(Collection entries)
....

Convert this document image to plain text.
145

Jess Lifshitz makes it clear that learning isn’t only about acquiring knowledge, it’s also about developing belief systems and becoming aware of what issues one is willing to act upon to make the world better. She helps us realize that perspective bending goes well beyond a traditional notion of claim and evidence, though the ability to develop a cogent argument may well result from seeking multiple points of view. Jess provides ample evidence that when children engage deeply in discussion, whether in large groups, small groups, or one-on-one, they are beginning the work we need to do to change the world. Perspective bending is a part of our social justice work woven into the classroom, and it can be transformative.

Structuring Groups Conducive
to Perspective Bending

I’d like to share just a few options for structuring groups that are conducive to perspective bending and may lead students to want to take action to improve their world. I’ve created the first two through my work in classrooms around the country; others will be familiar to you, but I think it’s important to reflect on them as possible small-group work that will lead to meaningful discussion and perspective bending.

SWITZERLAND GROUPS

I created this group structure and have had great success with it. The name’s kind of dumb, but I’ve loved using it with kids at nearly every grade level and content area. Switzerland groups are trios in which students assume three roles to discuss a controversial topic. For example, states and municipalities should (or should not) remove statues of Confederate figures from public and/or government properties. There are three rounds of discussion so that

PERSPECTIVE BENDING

....

* _What is required_: Search the data above for the word "this", then gather each line in which it appears.

* _Completed exercise_:
Convert this document image to plain text.
I created this group structure and have had great success with it. The name’s kind of dumb, but I’ve loved using it with kids at nearly every grade level and content area. Switzerland groups are trios in which students assume three roles to discuss a controversial topic. For example, states and municipalities should (or should not) remove statues of Confederate figures from public and/or government properties. There are three rounds of discussion so that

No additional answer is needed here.